▸ **STATED PROBLEM**:
Print all of the data exactly.

Dataset rows about figures
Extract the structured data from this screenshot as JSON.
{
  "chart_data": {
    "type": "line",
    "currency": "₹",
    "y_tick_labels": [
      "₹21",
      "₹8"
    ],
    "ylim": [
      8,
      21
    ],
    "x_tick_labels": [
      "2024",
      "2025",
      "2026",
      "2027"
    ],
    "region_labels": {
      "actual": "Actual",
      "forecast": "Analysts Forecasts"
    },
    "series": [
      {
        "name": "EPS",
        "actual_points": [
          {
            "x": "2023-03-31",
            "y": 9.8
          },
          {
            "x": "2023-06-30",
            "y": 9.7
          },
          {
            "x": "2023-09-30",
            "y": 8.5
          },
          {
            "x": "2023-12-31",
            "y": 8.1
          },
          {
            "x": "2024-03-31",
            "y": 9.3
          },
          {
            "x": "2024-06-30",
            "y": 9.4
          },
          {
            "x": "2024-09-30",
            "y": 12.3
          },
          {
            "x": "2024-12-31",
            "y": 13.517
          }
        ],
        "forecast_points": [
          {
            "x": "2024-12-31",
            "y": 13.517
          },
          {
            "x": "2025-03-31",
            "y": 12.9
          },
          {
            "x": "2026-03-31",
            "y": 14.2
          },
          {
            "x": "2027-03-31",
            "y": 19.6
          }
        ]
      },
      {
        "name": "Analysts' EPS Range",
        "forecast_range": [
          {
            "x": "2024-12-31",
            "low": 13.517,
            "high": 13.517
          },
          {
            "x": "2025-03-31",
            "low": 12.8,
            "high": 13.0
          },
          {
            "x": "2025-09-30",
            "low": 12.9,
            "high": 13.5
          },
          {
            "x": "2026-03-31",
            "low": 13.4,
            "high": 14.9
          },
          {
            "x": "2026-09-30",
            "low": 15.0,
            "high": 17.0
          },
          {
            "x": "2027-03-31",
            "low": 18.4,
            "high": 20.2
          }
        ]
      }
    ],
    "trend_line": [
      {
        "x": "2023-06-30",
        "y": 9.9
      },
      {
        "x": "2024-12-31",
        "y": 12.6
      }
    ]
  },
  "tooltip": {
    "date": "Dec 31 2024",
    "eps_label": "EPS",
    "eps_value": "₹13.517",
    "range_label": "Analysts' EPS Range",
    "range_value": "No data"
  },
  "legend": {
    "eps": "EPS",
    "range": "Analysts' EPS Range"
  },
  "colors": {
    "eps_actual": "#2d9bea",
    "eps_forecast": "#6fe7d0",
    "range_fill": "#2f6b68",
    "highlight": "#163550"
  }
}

▸ **RESULT OF THIS TASK**:
Extract the structured data from this screenshot as JSON.
{
  "chart_data": {
    "type": "line",
    "currency": "₹",
    "y_tick_labels": [
      "₹21",
      "₹8"
    ],
    "ylim": [
      8,
      21
    ],
    "x_tick_labels": [
      "2024",
      "2025",
      "2026",
      "2027"
    ],
    "region_labels": {
      "actual": "Actual",
      "forecast": "Analysts Forecasts"
    },
    "series": [
      {
        "name": "EPS",
        "actual_points": [
          {
            "x": "2023-03-31",
            "y": 9.8
          },
          {
            "x": "2023-06-30",
            "y": 9.7
          },
          {
            "x": "2023-09-30",
            "y": 8.5
          },
          {
            "x": "2023-12-31",
            "y": 8.1
          },
          {
            "x": "2024-03-31",
            "y": 9.3
          },
          {
            "x": "2024-06-30",
            "y": 9.4
          },
          {
            "x": "2024-09-30",
            "y": 12.3
          },
          {
            "x": "2024-12-31",
            "y": 13.517
          }
        ],
        "forecast_points": [
          {
            "x": "2024-12-31",
            "y": 13.517
          },
          {
            "x": "2025-03-31",
            "y": 12.9
          },
          {
            "x": "2026-03-31",
            "y": 14.2
          },
          {
            "x": "2027-03-31",
            "y": 19.6
          }
        ]
      },
      {
        "name": "Analysts' EPS Range",
        "forecast_range": [
          {
            "x": "2024-12-31",
            "low": 13.517,
            "high": 13.517
          },
          {
            "x": "2025-03-31",
            "low": 12.8,
            "high": 13.0
          },
          {
            "x": "2025-09-30",
            "low": 12.9,
            "high": 13.5
          },
          {
            "x": "2026-03-31",
            "low": 13.4,
            "high": 14.9
          },
          {
            "x": "2026-09-30",
            "low": 15.0,
            "high": 17.0
          },
          {
            "x": "2027-03-31",
            "low": 18.4,
            "high": 20.2
          }
        ]
      }
    ],
    "trend_line": [
      {
        "x": "2023-06-30",
        "y": 9.9
      },
      {
        "x": "2024-12-31",
        "y": 12.6
      }
    ]
  },
  "tooltip": {
    "date": "Dec 31 2024",
    "eps_label": "EPS",
    "eps_value": "₹13.517",
    "range_label": "Analysts' EPS Range",
    "range_value": "No data"
  },
  "legend": {
    "eps": "EPS",
    "range": "Analysts' EPS Range"
  },
  "colors": {
    "eps_actual": "#2d9bea",
    "eps_forecast": "#6fe7d0",
    "range_fill": "#2f6b68",
    "highlight": "#163550"
  }
}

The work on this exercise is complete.